◆ Exercise aim ◆
Skip every picture and transcribe the remaining material exactly.

-=-=-

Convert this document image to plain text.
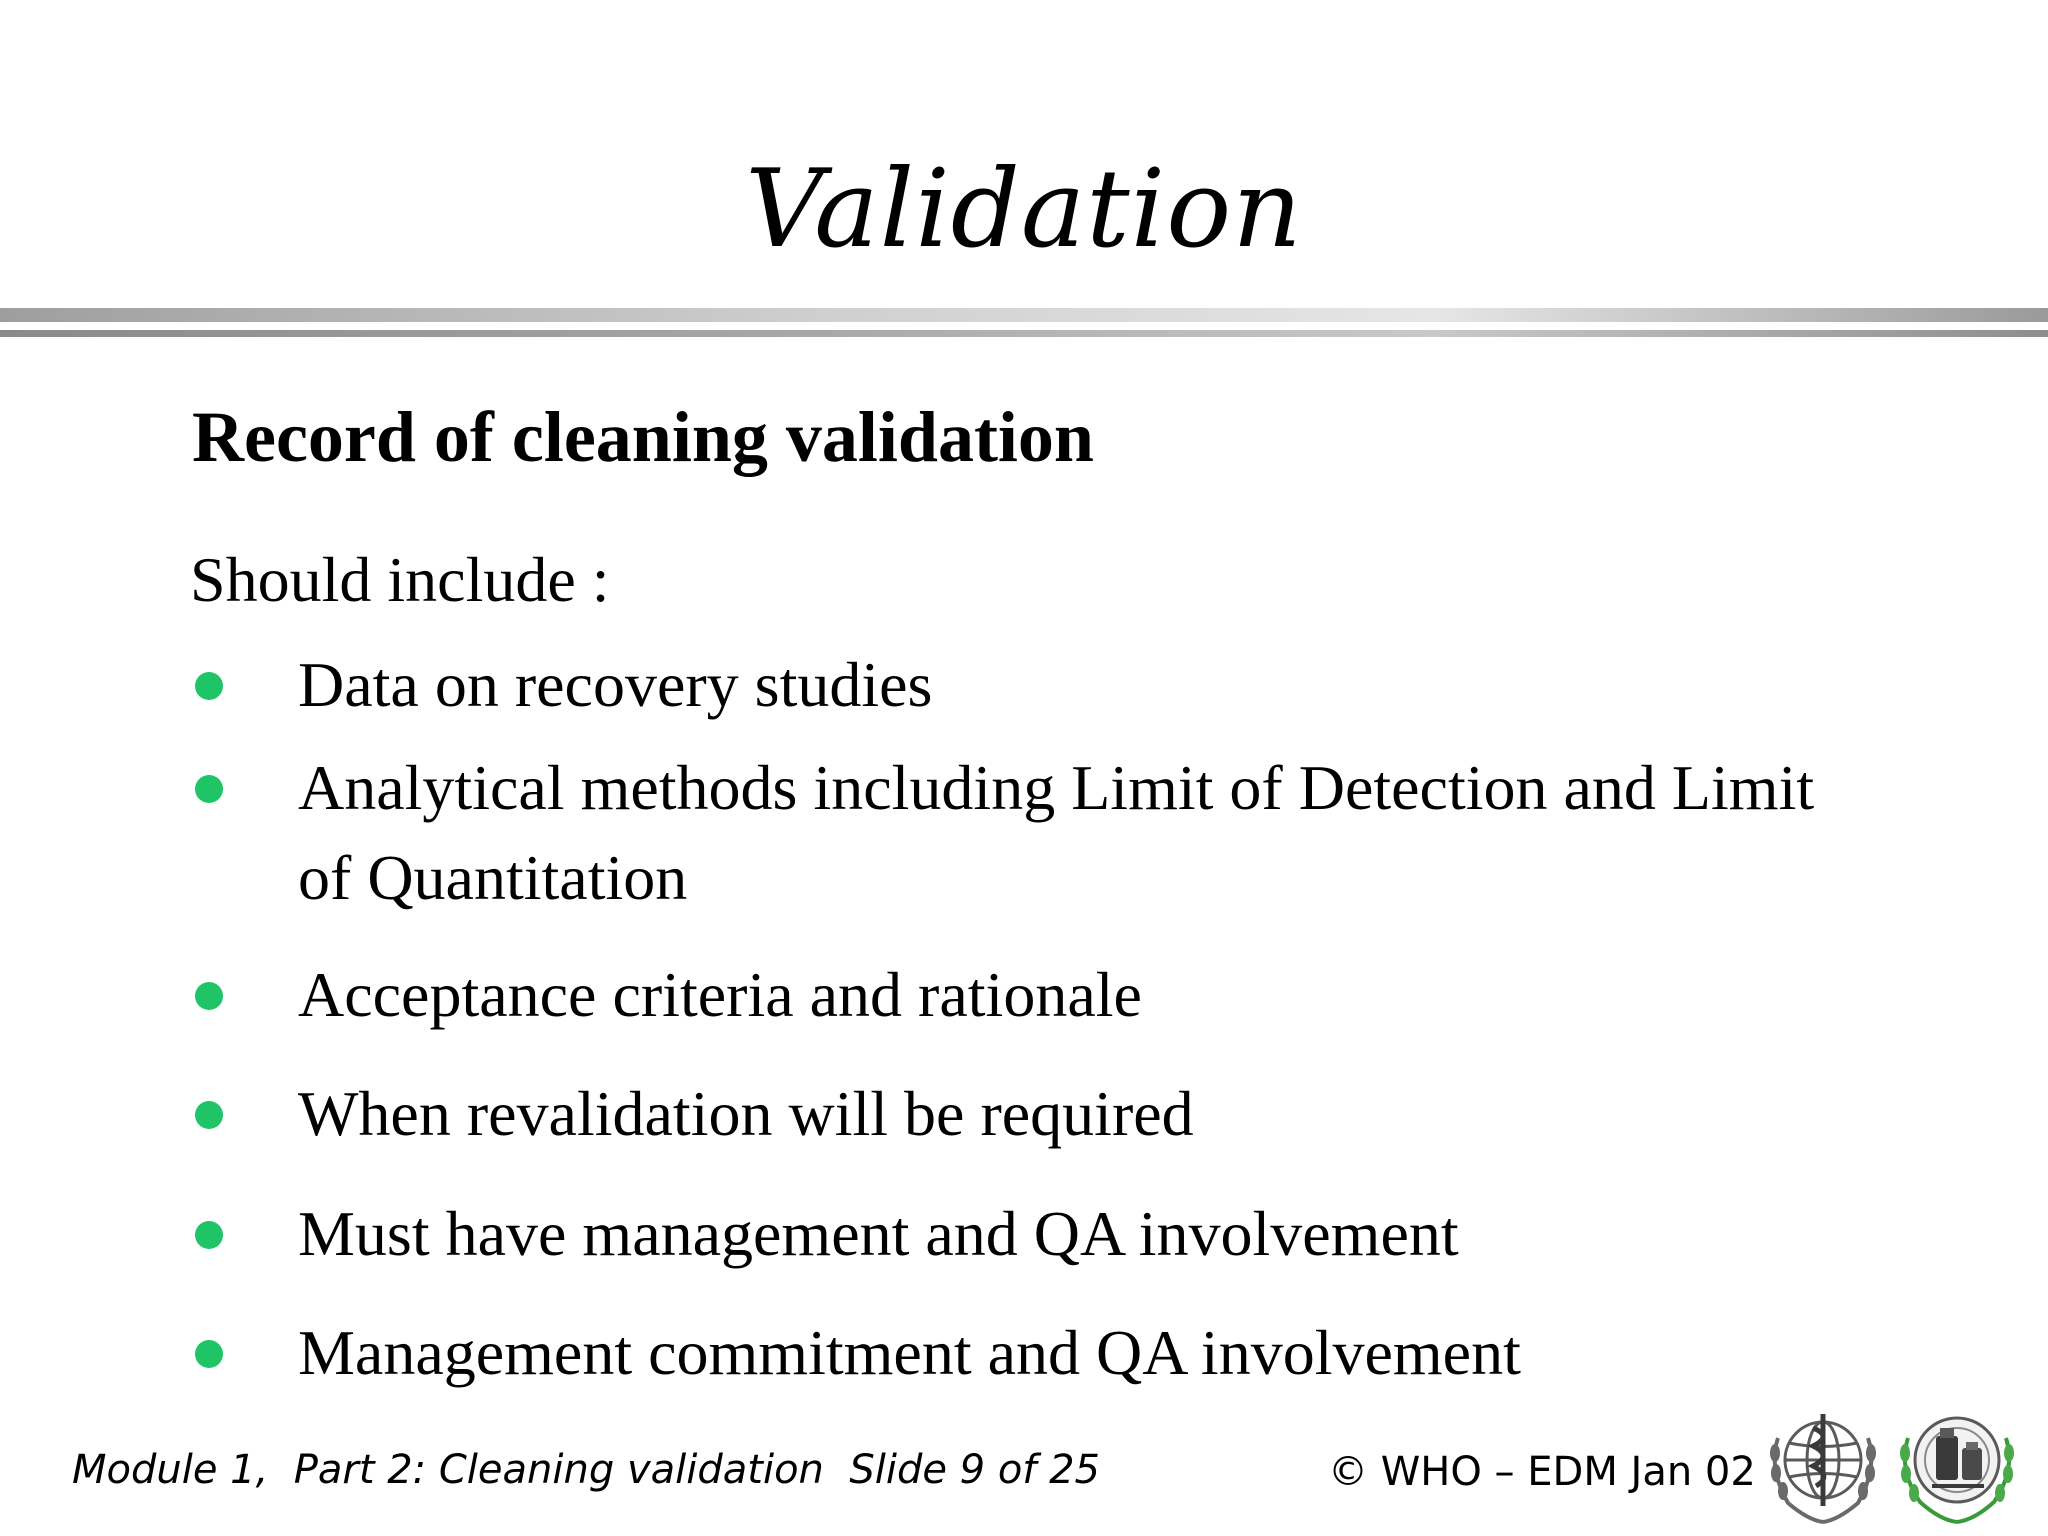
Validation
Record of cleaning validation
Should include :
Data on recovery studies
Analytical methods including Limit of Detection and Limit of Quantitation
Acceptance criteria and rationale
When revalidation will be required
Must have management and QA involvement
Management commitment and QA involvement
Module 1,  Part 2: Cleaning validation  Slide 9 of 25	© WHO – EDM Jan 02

-=-=-

◆ Solution to this problem ◆
Convert this document image to plain text.
Validation
Record of cleaning validation
Should include :
Data on recovery studies
Analytical methods including Limit of Detection and Limit of Quantitation
Acceptance criteria and rationale
When revalidation will be required
Must have management and QA involvement
Management commitment and QA involvement
Module 1,  Part 2: Cleaning validation  Slide 9 of 25	© WHO – EDM Jan 02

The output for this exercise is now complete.